> [Instruction]
Only the pictures are to be left out; set down the rest of the records exactly.

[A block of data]
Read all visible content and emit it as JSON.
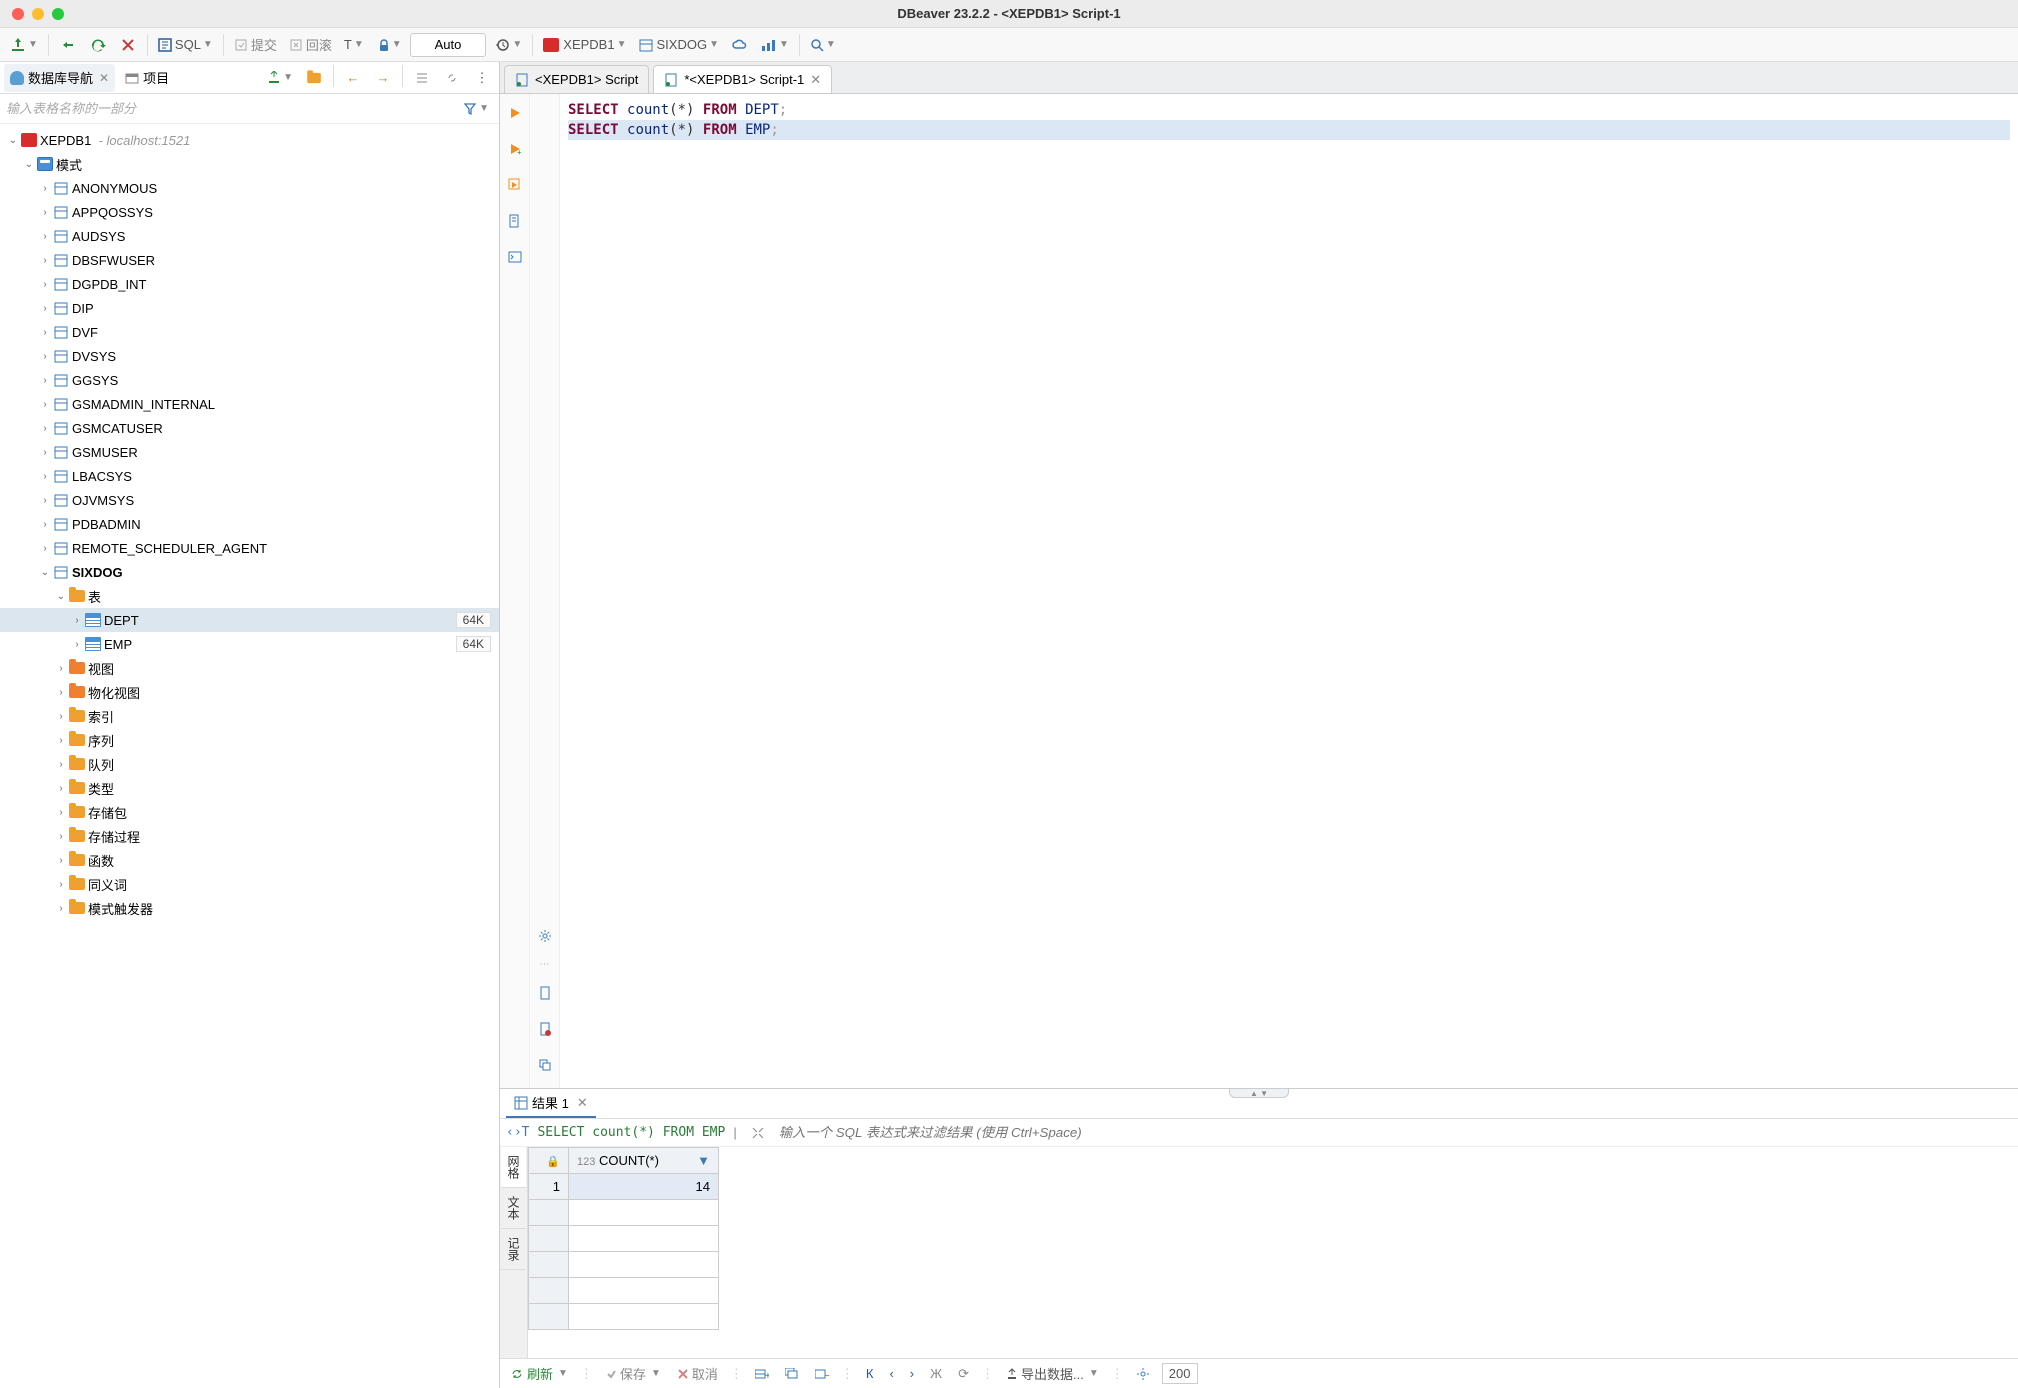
{
  "window": {
    "title": "DBeaver 23.2.2 - <XEPDB1> Script-1"
  },
  "toolbar": {
    "sql_label": "SQL",
    "commit_label": "提交",
    "rollback_label": "回滚",
    "auto_label": "Auto",
    "conn1": "XEPDB1",
    "conn2": "SIXDOG"
  },
  "sidebar": {
    "nav_tab": "数据库导航",
    "proj_tab": "项目",
    "filter_placeholder": "输入表格名称的一部分",
    "root": {
      "name": "XEPDB1",
      "host": "localhost:1521"
    },
    "schemas_label": "模式",
    "schemas": [
      "ANONYMOUS",
      "APPQOSSYS",
      "AUDSYS",
      "DBSFWUSER",
      "DGPDB_INT",
      "DIP",
      "DVF",
      "DVSYS",
      "GGSYS",
      "GSMADMIN_INTERNAL",
      "GSMCATUSER",
      "GSMUSER",
      "LBACSYS",
      "OJVMSYS",
      "PDBADMIN",
      "REMOTE_SCHEDULER_AGENT"
    ],
    "active_schema": "SIXDOG",
    "tables_label": "表",
    "tables": [
      {
        "name": "DEPT",
        "size": "64K"
      },
      {
        "name": "EMP",
        "size": "64K"
      }
    ],
    "folders": [
      "视图",
      "物化视图",
      "索引",
      "序列",
      "队列",
      "类型",
      "存储包",
      "存储过程",
      "函数",
      "同义词",
      "模式触发器"
    ]
  },
  "editor": {
    "tab1": "<XEPDB1> Script",
    "tab2": "*<XEPDB1> Script-1",
    "line1": {
      "kw1": "SELECT",
      "fn": "count",
      "kw2": "FROM",
      "tbl": "DEPT"
    },
    "line2": {
      "kw1": "SELECT",
      "fn": "count",
      "kw2": "FROM",
      "tbl": "EMP"
    }
  },
  "results": {
    "tab": "结果 1",
    "query": "SELECT count(*) FROM EMP",
    "filter_placeholder": "输入一个 SQL 表达式来过滤结果 (使用 Ctrl+Space)",
    "col_header": "COUNT(*)",
    "col_prefix": "123",
    "row_num": "1",
    "value": "14",
    "vtabs": [
      "网格",
      "文本",
      "记录"
    ],
    "footer": {
      "refresh": "刷新",
      "save": "保存",
      "cancel": "取消",
      "export": "导出数据...",
      "rows": "200"
    }
  }
}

> [Correct response]
Read all visible content and emit it as JSON.
{
  "window": {
    "title": "DBeaver 23.2.2 - <XEPDB1> Script-1"
  },
  "toolbar": {
    "sql_label": "SQL",
    "commit_label": "提交",
    "rollback_label": "回滚",
    "auto_label": "Auto",
    "conn1": "XEPDB1",
    "conn2": "SIXDOG"
  },
  "sidebar": {
    "nav_tab": "数据库导航",
    "proj_tab": "项目",
    "filter_placeholder": "输入表格名称的一部分",
    "root": {
      "name": "XEPDB1",
      "host": "localhost:1521"
    },
    "schemas_label": "模式",
    "schemas": [
      "ANONYMOUS",
      "APPQOSSYS",
      "AUDSYS",
      "DBSFWUSER",
      "DGPDB_INT",
      "DIP",
      "DVF",
      "DVSYS",
      "GGSYS",
      "GSMADMIN_INTERNAL",
      "GSMCATUSER",
      "GSMUSER",
      "LBACSYS",
      "OJVMSYS",
      "PDBADMIN",
      "REMOTE_SCHEDULER_AGENT"
    ],
    "active_schema": "SIXDOG",
    "tables_label": "表",
    "tables": [
      {
        "name": "DEPT",
        "size": "64K"
      },
      {
        "name": "EMP",
        "size": "64K"
      }
    ],
    "folders": [
      "视图",
      "物化视图",
      "索引",
      "序列",
      "队列",
      "类型",
      "存储包",
      "存储过程",
      "函数",
      "同义词",
      "模式触发器"
    ]
  },
  "editor": {
    "tab1": "<XEPDB1> Script",
    "tab2": "*<XEPDB1> Script-1",
    "line1": {
      "kw1": "SELECT",
      "fn": "count",
      "kw2": "FROM",
      "tbl": "DEPT"
    },
    "line2": {
      "kw1": "SELECT",
      "fn": "count",
      "kw2": "FROM",
      "tbl": "EMP"
    }
  },
  "results": {
    "tab": "结果 1",
    "query": "SELECT count(*) FROM EMP",
    "filter_placeholder": "输入一个 SQL 表达式来过滤结果 (使用 Ctrl+Space)",
    "col_header": "COUNT(*)",
    "col_prefix": "123",
    "row_num": "1",
    "value": "14",
    "vtabs": [
      "网格",
      "文本",
      "记录"
    ],
    "footer": {
      "refresh": "刷新",
      "save": "保存",
      "cancel": "取消",
      "export": "导出数据...",
      "rows": "200"
    }
  }
}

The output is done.